:: Extracted entries

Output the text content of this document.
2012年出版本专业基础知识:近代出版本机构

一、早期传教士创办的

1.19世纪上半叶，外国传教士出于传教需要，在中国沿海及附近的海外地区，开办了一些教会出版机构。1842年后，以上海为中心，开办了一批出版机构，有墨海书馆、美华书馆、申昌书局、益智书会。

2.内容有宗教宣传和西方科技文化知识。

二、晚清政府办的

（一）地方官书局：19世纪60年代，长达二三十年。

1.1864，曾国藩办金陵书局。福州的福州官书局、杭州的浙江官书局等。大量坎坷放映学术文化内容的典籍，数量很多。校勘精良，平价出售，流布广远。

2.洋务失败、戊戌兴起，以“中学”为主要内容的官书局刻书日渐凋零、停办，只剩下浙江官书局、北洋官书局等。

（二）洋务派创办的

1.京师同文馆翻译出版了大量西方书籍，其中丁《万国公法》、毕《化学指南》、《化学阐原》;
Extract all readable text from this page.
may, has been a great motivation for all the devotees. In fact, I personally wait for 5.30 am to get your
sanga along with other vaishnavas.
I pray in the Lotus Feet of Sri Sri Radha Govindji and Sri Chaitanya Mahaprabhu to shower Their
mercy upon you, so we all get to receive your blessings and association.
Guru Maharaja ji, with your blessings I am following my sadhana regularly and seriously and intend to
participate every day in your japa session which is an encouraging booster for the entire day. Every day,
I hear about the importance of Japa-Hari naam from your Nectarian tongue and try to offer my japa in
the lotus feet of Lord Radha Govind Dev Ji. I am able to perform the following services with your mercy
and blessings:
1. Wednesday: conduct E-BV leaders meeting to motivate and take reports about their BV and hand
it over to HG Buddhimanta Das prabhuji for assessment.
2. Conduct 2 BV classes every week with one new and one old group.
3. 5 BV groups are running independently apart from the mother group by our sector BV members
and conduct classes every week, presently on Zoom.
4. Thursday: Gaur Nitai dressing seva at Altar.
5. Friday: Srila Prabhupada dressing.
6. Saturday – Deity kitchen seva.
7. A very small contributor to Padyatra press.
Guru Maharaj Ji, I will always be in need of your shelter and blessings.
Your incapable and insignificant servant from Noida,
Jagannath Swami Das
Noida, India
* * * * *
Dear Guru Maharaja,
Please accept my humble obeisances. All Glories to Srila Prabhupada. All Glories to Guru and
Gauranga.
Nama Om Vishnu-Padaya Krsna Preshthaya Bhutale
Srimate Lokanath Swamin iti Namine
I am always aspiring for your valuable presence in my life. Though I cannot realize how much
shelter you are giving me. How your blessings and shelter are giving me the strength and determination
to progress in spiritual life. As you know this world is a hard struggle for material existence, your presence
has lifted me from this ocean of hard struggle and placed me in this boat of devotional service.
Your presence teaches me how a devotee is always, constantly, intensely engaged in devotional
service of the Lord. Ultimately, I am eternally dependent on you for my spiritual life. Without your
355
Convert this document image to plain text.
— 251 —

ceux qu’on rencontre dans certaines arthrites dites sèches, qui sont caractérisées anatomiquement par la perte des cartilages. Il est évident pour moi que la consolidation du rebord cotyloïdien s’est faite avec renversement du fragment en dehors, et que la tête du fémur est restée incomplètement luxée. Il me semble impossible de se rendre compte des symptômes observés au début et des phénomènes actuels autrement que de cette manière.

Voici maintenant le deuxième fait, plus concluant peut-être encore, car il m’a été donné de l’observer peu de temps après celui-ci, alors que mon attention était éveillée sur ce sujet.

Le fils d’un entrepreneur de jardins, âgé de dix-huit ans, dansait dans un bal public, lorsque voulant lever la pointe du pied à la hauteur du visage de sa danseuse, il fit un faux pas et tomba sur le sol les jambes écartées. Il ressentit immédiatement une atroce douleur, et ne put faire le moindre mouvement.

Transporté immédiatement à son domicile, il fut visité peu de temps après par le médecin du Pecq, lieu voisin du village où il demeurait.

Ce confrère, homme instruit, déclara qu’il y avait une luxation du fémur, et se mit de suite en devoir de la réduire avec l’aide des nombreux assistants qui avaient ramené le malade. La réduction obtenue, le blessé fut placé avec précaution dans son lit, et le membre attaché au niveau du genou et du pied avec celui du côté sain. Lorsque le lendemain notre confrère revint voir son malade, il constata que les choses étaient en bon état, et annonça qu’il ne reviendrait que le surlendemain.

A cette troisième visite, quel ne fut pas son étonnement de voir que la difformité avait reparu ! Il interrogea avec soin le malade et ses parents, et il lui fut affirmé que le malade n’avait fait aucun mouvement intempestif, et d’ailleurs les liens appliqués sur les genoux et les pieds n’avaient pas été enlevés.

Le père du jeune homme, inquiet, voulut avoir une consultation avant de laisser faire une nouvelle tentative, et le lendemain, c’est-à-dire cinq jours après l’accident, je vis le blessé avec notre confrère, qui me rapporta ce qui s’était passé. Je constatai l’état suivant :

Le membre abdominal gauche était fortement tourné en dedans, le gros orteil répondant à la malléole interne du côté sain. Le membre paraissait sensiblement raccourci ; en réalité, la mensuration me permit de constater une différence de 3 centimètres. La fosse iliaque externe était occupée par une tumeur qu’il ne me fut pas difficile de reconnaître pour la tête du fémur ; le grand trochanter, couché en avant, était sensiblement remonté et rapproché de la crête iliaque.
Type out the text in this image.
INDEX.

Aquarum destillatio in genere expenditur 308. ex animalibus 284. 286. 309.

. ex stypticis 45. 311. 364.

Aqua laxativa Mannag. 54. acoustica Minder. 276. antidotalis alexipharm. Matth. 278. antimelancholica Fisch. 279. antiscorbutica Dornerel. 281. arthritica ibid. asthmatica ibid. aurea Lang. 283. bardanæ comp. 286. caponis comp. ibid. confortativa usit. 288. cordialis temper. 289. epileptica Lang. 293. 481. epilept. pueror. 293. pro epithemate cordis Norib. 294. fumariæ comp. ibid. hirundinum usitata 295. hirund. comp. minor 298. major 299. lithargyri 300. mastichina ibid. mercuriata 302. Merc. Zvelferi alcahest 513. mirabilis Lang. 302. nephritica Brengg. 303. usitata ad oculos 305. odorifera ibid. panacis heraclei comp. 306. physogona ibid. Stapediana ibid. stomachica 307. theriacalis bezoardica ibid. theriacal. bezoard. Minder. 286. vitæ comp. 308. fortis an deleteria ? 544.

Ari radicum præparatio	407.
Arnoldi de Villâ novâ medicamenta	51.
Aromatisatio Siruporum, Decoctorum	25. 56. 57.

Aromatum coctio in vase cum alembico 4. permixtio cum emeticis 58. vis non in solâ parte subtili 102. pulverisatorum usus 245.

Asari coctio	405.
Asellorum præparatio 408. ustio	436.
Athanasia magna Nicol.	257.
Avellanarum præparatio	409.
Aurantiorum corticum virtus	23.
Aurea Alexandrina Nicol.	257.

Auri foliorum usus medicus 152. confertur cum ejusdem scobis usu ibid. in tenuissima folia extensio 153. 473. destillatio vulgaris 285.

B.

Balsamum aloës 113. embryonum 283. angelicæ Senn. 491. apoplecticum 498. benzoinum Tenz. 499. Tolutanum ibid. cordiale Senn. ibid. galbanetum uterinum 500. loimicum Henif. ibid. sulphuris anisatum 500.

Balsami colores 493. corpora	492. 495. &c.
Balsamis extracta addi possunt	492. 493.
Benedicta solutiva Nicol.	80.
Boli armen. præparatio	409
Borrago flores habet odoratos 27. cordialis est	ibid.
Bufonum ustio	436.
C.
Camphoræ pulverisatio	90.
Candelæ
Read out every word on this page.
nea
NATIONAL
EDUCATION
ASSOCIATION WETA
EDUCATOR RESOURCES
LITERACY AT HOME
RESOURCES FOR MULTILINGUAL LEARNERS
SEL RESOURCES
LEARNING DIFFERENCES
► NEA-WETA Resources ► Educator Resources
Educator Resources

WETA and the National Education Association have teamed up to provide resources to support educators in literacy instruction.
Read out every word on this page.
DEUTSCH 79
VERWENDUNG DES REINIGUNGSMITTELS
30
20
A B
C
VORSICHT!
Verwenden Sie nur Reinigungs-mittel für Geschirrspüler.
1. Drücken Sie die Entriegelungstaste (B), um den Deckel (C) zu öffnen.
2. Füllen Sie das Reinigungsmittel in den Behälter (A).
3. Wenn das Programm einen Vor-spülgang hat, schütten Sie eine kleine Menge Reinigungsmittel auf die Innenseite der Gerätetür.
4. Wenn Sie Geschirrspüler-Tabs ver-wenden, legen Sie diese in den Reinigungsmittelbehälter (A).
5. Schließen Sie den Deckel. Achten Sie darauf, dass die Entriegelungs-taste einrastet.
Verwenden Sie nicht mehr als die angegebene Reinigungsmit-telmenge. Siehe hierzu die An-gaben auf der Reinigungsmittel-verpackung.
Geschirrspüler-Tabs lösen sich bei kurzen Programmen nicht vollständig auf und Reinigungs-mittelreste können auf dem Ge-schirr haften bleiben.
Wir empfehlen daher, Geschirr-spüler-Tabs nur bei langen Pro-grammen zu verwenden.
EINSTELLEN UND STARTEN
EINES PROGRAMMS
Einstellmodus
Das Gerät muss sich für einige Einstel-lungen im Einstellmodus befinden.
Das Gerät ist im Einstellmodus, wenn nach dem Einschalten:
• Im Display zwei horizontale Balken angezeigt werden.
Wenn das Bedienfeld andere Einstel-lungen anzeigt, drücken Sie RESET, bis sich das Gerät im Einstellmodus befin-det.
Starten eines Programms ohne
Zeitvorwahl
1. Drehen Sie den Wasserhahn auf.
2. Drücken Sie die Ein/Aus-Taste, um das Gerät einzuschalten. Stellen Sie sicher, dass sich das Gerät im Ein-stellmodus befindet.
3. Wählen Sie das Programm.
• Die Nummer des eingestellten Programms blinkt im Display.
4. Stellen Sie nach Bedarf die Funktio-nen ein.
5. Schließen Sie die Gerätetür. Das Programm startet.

::::

# [What the task asks]
Gather each line from the entries above that includes the word "temps".

# [Answer for the task]
Voici maintenant le deuxième fait, plus concluant peut-être encore, car il m’a été donné de l’observer peu de temps après celui-ci, alors que mon attention était éveillée sur ce sujet.
Transporté immédiatement à son domicile, il fut visité peu de temps après par le médecin du Pecq, lieu voisin du village où il demeurait.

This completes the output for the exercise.